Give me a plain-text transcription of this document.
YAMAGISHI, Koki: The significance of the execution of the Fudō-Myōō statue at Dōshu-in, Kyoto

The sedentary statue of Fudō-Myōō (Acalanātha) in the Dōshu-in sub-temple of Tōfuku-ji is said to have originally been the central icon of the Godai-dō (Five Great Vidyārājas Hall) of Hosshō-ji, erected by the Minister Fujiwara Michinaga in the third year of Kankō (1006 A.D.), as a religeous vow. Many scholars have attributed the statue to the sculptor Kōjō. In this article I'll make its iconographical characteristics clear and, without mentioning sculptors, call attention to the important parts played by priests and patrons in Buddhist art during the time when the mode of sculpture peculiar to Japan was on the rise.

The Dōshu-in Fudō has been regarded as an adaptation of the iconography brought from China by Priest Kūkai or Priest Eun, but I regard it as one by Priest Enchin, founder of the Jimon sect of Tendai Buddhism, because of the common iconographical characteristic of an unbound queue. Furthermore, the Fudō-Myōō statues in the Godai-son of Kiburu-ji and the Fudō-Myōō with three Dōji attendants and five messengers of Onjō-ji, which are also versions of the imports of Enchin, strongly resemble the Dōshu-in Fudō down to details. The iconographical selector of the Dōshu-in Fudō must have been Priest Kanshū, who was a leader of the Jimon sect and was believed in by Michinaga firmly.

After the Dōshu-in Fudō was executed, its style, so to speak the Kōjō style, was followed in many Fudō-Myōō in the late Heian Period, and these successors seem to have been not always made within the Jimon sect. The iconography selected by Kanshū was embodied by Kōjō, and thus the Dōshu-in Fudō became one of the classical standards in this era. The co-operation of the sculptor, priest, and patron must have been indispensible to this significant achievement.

+ + + +

> SHORT EXERCISE:
Take the entries above and transcribe them exactly.

> COMPLETED TASK:
Give me a plain-text transcription of this document.
YAMAGISHI, Koki: The significance of the execution of the Fudō-Myōō statue at Dōshu-in, Kyoto

The sedentary statue of Fudō-Myōō (Acalanātha) in the Dōshu-in sub-temple of Tōfuku-ji is said to have originally been the central icon of the Godai-dō (Five Great Vidyārājas Hall) of Hosshō-ji, erected by the Minister Fujiwara Michinaga in the third year of Kankō (1006 A.D.), as a religeous vow. Many scholars have attributed the statue to the sculptor Kōjō. In this article I'll make its iconographical characteristics clear and, without mentioning sculptors, call attention to the important parts played by priests and patrons in Buddhist art during the time when the mode of sculpture peculiar to Japan was on the rise.

The Dōshu-in Fudō has been regarded as an adaptation of the iconography brought from China by Priest Kūkai or Priest Eun, but I regard it as one by Priest Enchin, founder of the Jimon sect of Tendai Buddhism, because of the common iconographical characteristic of an unbound queue. Furthermore, the Fudō-Myōō statues in the Godai-son of Kiburu-ji and the Fudō-Myōō with three Dōji attendants and five messengers of Onjō-ji, which are also versions of the imports of Enchin, strongly resemble the Dōshu-in Fudō down to details. The iconographical selector of the Dōshu-in Fudō must have been Priest Kanshū, who was a leader of the Jimon sect and was believed in by Michinaga firmly.

After the Dōshu-in Fudō was executed, its style, so to speak the Kōjō style, was followed in many Fudō-Myōō in the late Heian Period, and these successors seem to have been not always made within the Jimon sect. The iconography selected by Kanshū was embodied by Kōjō, and thus the Dōshu-in Fudō became one of the classical standards in this era. The co-operation of the sculptor, priest, and patron must have been indispensible to this significant achievement.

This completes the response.